Task to complete:
All entries below need to be written out exactly, but without their pictures.

Collected data entries

· · · · ·

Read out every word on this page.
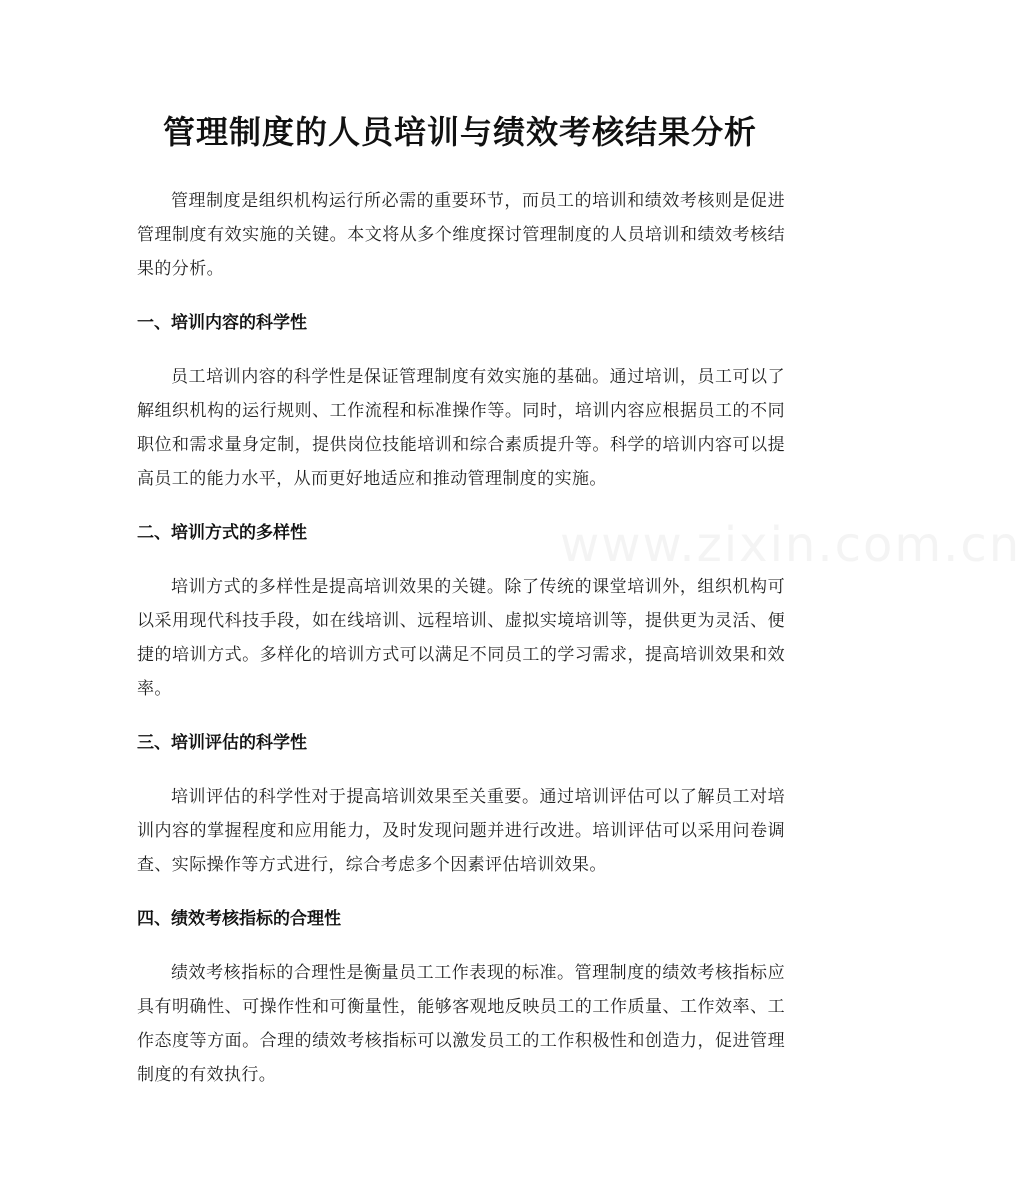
管理制度的人员培训与绩效考核结果分析

管理制度是组织机构运行所必需的重要环节，而员工的培训和绩效考核则是促进管理制度有效实施的关键。本文将从多个维度探讨管理制度的人员培训和绩效考核结果的分析。

一、培训内容的科学性

员工培训内容的科学性是保证管理制度有效实施的基础。通过培训，员工可以了解组织机构的运行规则、工作流程和标准操作等。同时，培训内容应根据员工的不同职位和需求量身定制，提供岗位技能培训和综合素质提升等。科学的培训内容可以提高员工的能力水平，从而更好地适应和推动管理制度的实施。

二、培训方式的多样性

培训方式的多样性是提高培训效果的关键。除了传统的课堂培训外，组织机构可以采用现代科技手段，如在线培训、远程培训、虚拟实境培训等，提供更为灵活、便捷的培训方式。多样化的培训方式可以满足不同员工的学习需求，提高培训效果和效率。

三、培训评估的科学性

培训评估的科学性对于提高培训效果至关重要。通过培训评估可以了解员工对培训内容的掌握程度和应用能力，及时发现问题并进行改进。培训评估可以采用问卷调查、实际操作等方式进行，综合考虑多个因素评估培训效果。

四、绩效考核指标的合理性

绩效考核指标的合理性是衡量员工工作表现的标准。管理制度的绩效考核指标应具有明确性、可操作性和可衡量性，能够客观地反映员工的工作质量、工作效率、工作态度等方面。合理的绩效考核指标可以激发员工的工作积极性和创造力，促进管理制度的有效执行。

www.zixin.com.cn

· · · · ·

Response:
Read out every word on this page.
管理制度的人员培训与绩效考核结果分析

管理制度是组织机构运行所必需的重要环节，而员工的培训和绩效考核则是促进管理制度有效实施的关键。本文将从多个维度探讨管理制度的人员培训和绩效考核结果的分析。

一、培训内容的科学性

员工培训内容的科学性是保证管理制度有效实施的基础。通过培训，员工可以了解组织机构的运行规则、工作流程和标准操作等。同时，培训内容应根据员工的不同职位和需求量身定制，提供岗位技能培训和综合素质提升等。科学的培训内容可以提高员工的能力水平，从而更好地适应和推动管理制度的实施。

二、培训方式的多样性

培训方式的多样性是提高培训效果的关键。除了传统的课堂培训外，组织机构可以采用现代科技手段，如在线培训、远程培训、虚拟实境培训等，提供更为灵活、便捷的培训方式。多样化的培训方式可以满足不同员工的学习需求，提高培训效果和效率。

三、培训评估的科学性

培训评估的科学性对于提高培训效果至关重要。通过培训评估可以了解员工对培训内容的掌握程度和应用能力，及时发现问题并进行改进。培训评估可以采用问卷调查、实际操作等方式进行，综合考虑多个因素评估培训效果。

四、绩效考核指标的合理性

绩效考核指标的合理性是衡量员工工作表现的标准。管理制度的绩效考核指标应具有明确性、可操作性和可衡量性，能够客观地反映员工的工作质量、工作效率、工作态度等方面。合理的绩效考核指标可以激发员工的工作积极性和创造力，促进管理制度的有效执行。

www.zixin.com.cn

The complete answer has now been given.